Copy every entry precisely.
Extracted information start
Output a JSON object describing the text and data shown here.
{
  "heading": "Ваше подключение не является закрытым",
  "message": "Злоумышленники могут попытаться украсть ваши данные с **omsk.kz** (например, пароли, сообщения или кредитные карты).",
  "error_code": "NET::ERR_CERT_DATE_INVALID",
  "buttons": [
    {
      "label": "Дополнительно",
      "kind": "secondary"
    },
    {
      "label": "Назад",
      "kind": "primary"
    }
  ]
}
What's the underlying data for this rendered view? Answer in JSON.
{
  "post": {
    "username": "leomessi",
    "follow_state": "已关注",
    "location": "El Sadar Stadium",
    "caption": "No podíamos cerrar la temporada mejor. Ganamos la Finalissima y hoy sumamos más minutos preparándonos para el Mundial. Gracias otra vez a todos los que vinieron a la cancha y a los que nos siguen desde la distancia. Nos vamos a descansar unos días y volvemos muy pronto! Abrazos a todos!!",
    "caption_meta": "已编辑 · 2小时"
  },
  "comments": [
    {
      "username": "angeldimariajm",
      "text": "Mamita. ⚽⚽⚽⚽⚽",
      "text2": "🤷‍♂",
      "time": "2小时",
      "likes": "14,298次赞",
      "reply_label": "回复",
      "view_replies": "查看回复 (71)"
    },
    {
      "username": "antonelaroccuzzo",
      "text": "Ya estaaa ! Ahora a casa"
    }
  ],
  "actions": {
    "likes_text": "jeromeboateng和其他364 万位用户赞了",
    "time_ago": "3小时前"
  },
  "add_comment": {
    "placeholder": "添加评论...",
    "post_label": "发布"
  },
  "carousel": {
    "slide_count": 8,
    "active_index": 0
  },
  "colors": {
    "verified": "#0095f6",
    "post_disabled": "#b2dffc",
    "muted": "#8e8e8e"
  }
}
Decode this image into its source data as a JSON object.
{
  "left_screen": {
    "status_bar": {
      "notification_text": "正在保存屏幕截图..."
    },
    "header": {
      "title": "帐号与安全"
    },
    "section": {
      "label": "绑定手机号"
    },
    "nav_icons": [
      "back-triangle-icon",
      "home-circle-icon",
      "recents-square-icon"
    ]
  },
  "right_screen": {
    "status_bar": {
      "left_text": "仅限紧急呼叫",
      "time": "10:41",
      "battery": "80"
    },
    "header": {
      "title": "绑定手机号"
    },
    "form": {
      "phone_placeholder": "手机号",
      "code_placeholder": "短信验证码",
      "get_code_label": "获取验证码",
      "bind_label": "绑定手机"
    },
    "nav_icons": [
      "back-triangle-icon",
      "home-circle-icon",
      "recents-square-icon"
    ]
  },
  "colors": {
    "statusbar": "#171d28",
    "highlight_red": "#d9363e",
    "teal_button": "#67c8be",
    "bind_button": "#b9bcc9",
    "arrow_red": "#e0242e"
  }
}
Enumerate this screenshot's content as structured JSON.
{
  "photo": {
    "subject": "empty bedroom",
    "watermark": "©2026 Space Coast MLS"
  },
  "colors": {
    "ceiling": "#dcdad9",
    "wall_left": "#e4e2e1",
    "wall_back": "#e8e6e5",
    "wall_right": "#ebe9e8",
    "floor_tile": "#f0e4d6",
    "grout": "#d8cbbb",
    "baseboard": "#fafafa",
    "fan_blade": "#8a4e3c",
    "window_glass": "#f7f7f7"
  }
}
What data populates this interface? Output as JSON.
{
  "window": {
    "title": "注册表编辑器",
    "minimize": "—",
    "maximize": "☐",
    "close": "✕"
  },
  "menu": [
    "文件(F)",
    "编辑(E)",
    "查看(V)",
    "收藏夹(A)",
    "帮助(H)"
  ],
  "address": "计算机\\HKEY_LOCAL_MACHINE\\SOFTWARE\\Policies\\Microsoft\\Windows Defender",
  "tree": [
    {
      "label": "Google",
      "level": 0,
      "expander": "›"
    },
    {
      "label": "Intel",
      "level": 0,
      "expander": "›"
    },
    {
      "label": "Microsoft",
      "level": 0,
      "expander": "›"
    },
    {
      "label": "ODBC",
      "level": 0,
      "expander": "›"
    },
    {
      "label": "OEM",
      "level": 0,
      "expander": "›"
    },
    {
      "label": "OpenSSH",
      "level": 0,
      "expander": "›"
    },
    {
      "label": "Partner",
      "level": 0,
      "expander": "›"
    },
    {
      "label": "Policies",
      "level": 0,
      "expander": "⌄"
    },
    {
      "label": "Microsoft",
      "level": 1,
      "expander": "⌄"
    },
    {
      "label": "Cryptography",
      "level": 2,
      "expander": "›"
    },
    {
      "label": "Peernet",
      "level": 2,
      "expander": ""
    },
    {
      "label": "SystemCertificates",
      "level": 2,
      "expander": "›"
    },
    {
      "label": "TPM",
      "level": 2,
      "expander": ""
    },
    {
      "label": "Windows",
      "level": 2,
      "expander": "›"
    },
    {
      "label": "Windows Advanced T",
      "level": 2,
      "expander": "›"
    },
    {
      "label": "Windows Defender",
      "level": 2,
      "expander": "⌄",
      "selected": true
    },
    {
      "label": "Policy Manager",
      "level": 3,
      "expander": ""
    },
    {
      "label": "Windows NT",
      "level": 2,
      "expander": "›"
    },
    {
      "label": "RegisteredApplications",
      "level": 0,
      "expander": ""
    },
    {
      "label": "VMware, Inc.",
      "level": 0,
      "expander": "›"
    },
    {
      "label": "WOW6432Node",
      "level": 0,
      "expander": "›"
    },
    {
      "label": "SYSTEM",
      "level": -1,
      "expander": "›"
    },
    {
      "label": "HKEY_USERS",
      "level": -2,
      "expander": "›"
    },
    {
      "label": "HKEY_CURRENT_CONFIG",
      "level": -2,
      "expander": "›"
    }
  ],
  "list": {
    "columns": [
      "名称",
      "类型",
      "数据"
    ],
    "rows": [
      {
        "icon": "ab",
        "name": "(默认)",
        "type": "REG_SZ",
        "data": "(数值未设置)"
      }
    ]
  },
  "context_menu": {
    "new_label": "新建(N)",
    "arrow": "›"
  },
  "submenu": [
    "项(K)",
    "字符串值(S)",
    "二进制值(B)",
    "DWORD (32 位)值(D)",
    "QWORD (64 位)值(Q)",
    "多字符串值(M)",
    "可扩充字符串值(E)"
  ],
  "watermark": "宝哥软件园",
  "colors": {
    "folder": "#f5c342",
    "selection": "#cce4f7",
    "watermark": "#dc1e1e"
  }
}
Extracted information end
● **Expected answer**
Output a JSON object describing the text and data shown here.
{
  "heading": "Ваше подключение не является закрытым",
  "message": "Злоумышленники могут попытаться украсть ваши данные с **omsk.kz** (например, пароли, сообщения или кредитные карты).",
  "error_code": "NET::ERR_CERT_DATE_INVALID",
  "buttons": [
    {
      "label": "Дополнительно",
      "kind": "secondary"
    },
    {
      "label": "Назад",
      "kind": "primary"
    }
  ]
}
What's the underlying data for this rendered view? Answer in JSON.
{
  "post": {
    "username": "leomessi",
    "follow_state": "已关注",
    "location": "El Sadar Stadium",
    "caption": "No podíamos cerrar la temporada mejor. Ganamos la Finalissima y hoy sumamos más minutos preparándonos para el Mundial. Gracias otra vez a todos los que vinieron a la cancha y a los que nos siguen desde la distancia. Nos vamos a descansar unos días y volvemos muy pronto! Abrazos a todos!!",
    "caption_meta": "已编辑 · 2小时"
  },
  "comments": [
    {
      "username": "angeldimariajm",
      "text": "Mamita. ⚽⚽⚽⚽⚽",
      "text2": "🤷‍♂",
      "time": "2小时",
      "likes": "14,298次赞",
      "reply_label": "回复",
      "view_replies": "查看回复 (71)"
    },
    {
      "username": "antonelaroccuzzo",
      "text": "Ya estaaa ! Ahora a casa"
    }
  ],
  "actions": {
    "likes_text": "jeromeboateng和其他364 万位用户赞了",
    "time_ago": "3小时前"
  },
  "add_comment": {
    "placeholder": "添加评论...",
    "post_label": "发布"
  },
  "carousel": {
    "slide_count": 8,
    "active_index": 0
  },
  "colors": {
    "verified": "#0095f6",
    "post_disabled": "#b2dffc",
    "muted": "#8e8e8e"
  }
}
Decode this image into its source data as a JSON object.
{
  "left_screen": {
    "status_bar": {
      "notification_text": "正在保存屏幕截图..."
    },
    "header": {
      "title": "帐号与安全"
    },
    "section": {
      "label": "绑定手机号"
    },
    "nav_icons": [
      "back-triangle-icon",
      "home-circle-icon",
      "recents-square-icon"
    ]
  },
  "right_screen": {
    "status_bar": {
      "left_text": "仅限紧急呼叫",
      "time": "10:41",
      "battery": "80"
    },
    "header": {
      "title": "绑定手机号"
    },
    "form": {
      "phone_placeholder": "手机号",
      "code_placeholder": "短信验证码",
      "get_code_label": "获取验证码",
      "bind_label": "绑定手机"
    },
    "nav_icons": [
      "back-triangle-icon",
      "home-circle-icon",
      "recents-square-icon"
    ]
  },
  "colors": {
    "statusbar": "#171d28",
    "highlight_red": "#d9363e",
    "teal_button": "#67c8be",
    "bind_button": "#b9bcc9",
    "arrow_red": "#e0242e"
  }
}
Enumerate this screenshot's content as structured JSON.
{
  "photo": {
    "subject": "empty bedroom",
    "watermark": "©2026 Space Coast MLS"
  },
  "colors": {
    "ceiling": "#dcdad9",
    "wall_left": "#e4e2e1",
    "wall_back": "#e8e6e5",
    "wall_right": "#ebe9e8",
    "floor_tile": "#f0e4d6",
    "grout": "#d8cbbb",
    "baseboard": "#fafafa",
    "fan_blade": "#8a4e3c",
    "window_glass": "#f7f7f7"
  }
}
What data populates this interface? Output as JSON.
{
  "window": {
    "title": "注册表编辑器",
    "minimize": "—",
    "maximize": "☐",
    "close": "✕"
  },
  "menu": [
    "文件(F)",
    "编辑(E)",
    "查看(V)",
    "收藏夹(A)",
    "帮助(H)"
  ],
  "address": "计算机\\HKEY_LOCAL_MACHINE\\SOFTWARE\\Policies\\Microsoft\\Windows Defender",
  "tree": [
    {
      "label": "Google",
      "level": 0,
      "expander": "›"
    },
    {
      "label": "Intel",
      "level": 0,
      "expander": "›"
    },
    {
      "label": "Microsoft",
      "level": 0,
      "expander": "›"
    },
    {
      "label": "ODBC",
      "level": 0,
      "expander": "›"
    },
    {
      "label": "OEM",
      "level": 0,
      "expander": "›"
    },
    {
      "label": "OpenSSH",
      "level": 0,
      "expander": "›"
    },
    {
      "label": "Partner",
      "level": 0,
      "expander": "›"
    },
    {
      "label": "Policies",
      "level": 0,
      "expander": "⌄"
    },
    {
      "label": "Microsoft",
      "level": 1,
      "expander": "⌄"
    },
    {
      "label": "Cryptography",
      "level": 2,
      "expander": "›"
    },
    {
      "label": "Peernet",
      "level": 2,
      "expander": ""
    },
    {
      "label": "SystemCertificates",
      "level": 2,
      "expander": "›"
    },
    {
      "label": "TPM",
      "level": 2,
      "expander": ""
    },
    {
      "label": "Windows",
      "level": 2,
      "expander": "›"
    },
    {
      "label": "Windows Advanced T",
      "level": 2,
      "expander": "›"
    },
    {
      "label": "Windows Defender",
      "level": 2,
      "expander": "⌄",
      "selected": true
    },
    {
      "label": "Policy Manager",
      "level": 3,
      "expander": ""
    },
    {
      "label": "Windows NT",
      "level": 2,
      "expander": "›"
    },
    {
      "label": "RegisteredApplications",
      "level": 0,
      "expander": ""
    },
    {
      "label": "VMware, Inc.",
      "level": 0,
      "expander": "›"
    },
    {
      "label": "WOW6432Node",
      "level": 0,
      "expander": "›"
    },
    {
      "label": "SYSTEM",
      "level": -1,
      "expander": "›"
    },
    {
      "label": "HKEY_USERS",
      "level": -2,
      "expander": "›"
    },
    {
      "label": "HKEY_CURRENT_CONFIG",
      "level": -2,
      "expander": "›"
    }
  ],
  "list": {
    "columns": [
      "名称",
      "类型",
      "数据"
    ],
    "rows": [
      {
        "icon": "ab",
        "name": "(默认)",
        "type": "REG_SZ",
        "data": "(数值未设置)"
      }
    ]
  },
  "context_menu": {
    "new_label": "新建(N)",
    "arrow": "›"
  },
  "submenu": [
    "项(K)",
    "字符串值(S)",
    "二进制值(B)",
    "DWORD (32 位)值(D)",
    "QWORD (64 位)值(Q)",
    "多字符串值(M)",
    "可扩充字符串值(E)"
  ],
  "watermark": "宝哥软件园",
  "colors": {
    "folder": "#f5c342",
    "selection": "#cce4f7",
    "watermark": "#dc1e1e"
  }
}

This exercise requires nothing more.